- WRITTEN TASK -
Retype the records that come next, word for word.

- DATASET EXCERPTS -

::::::::::

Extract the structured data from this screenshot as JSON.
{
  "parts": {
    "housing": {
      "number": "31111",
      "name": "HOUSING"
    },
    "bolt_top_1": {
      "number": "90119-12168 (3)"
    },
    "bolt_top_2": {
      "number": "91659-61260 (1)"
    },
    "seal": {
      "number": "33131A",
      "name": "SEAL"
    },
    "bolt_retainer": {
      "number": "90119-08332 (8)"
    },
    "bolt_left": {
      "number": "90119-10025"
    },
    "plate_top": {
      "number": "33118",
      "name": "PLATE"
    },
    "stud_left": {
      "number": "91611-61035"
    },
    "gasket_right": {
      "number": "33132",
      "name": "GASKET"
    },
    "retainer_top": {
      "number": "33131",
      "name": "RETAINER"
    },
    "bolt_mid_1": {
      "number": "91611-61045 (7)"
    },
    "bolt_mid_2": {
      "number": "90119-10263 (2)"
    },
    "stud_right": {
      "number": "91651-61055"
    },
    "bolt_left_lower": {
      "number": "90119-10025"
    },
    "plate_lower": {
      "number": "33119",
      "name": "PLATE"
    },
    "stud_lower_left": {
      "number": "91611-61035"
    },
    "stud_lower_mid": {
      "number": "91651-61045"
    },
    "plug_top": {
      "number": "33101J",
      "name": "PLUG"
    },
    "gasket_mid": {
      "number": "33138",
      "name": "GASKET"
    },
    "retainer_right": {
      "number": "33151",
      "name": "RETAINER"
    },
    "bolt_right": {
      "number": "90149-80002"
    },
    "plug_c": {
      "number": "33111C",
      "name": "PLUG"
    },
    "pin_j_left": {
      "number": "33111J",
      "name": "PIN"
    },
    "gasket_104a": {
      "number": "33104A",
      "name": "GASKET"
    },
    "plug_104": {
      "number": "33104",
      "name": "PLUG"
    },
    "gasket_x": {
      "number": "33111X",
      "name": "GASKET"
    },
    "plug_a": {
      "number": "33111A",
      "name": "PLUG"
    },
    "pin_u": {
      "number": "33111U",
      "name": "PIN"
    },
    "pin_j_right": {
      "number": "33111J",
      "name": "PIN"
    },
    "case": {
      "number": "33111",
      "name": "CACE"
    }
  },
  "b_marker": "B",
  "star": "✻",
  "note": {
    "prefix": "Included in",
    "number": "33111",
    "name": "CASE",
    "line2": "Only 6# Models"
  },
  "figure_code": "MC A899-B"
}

::::::::::

- FINAL RESULT -
Extract the structured data from this screenshot as JSON.
{
  "parts": {
    "housing": {
      "number": "31111",
      "name": "HOUSING"
    },
    "bolt_top_1": {
      "number": "90119-12168 (3)"
    },
    "bolt_top_2": {
      "number": "91659-61260 (1)"
    },
    "seal": {
      "number": "33131A",
      "name": "SEAL"
    },
    "bolt_retainer": {
      "number": "90119-08332 (8)"
    },
    "bolt_left": {
      "number": "90119-10025"
    },
    "plate_top": {
      "number": "33118",
      "name": "PLATE"
    },
    "stud_left": {
      "number": "91611-61035"
    },
    "gasket_right": {
      "number": "33132",
      "name": "GASKET"
    },
    "retainer_top": {
      "number": "33131",
      "name": "RETAINER"
    },
    "bolt_mid_1": {
      "number": "91611-61045 (7)"
    },
    "bolt_mid_2": {
      "number": "90119-10263 (2)"
    },
    "stud_right": {
      "number": "91651-61055"
    },
    "bolt_left_lower": {
      "number": "90119-10025"
    },
    "plate_lower": {
      "number": "33119",
      "name": "PLATE"
    },
    "stud_lower_left": {
      "number": "91611-61035"
    },
    "stud_lower_mid": {
      "number": "91651-61045"
    },
    "plug_top": {
      "number": "33101J",
      "name": "PLUG"
    },
    "gasket_mid": {
      "number": "33138",
      "name": "GASKET"
    },
    "retainer_right": {
      "number": "33151",
      "name": "RETAINER"
    },
    "bolt_right": {
      "number": "90149-80002"
    },
    "plug_c": {
      "number": "33111C",
      "name": "PLUG"
    },
    "pin_j_left": {
      "number": "33111J",
      "name": "PIN"
    },
    "gasket_104a": {
      "number": "33104A",
      "name": "GASKET"
    },
    "plug_104": {
      "number": "33104",
      "name": "PLUG"
    },
    "gasket_x": {
      "number": "33111X",
      "name": "GASKET"
    },
    "plug_a": {
      "number": "33111A",
      "name": "PLUG"
    },
    "pin_u": {
      "number": "33111U",
      "name": "PIN"
    },
    "pin_j_right": {
      "number": "33111J",
      "name": "PIN"
    },
    "case": {
      "number": "33111",
      "name": "CACE"
    }
  },
  "b_marker": "B",
  "star": "✻",
  "note": {
    "prefix": "Included in",
    "number": "33111",
    "name": "CASE",
    "line2": "Only 6# Models"
  },
  "figure_code": "MC A899-B"
}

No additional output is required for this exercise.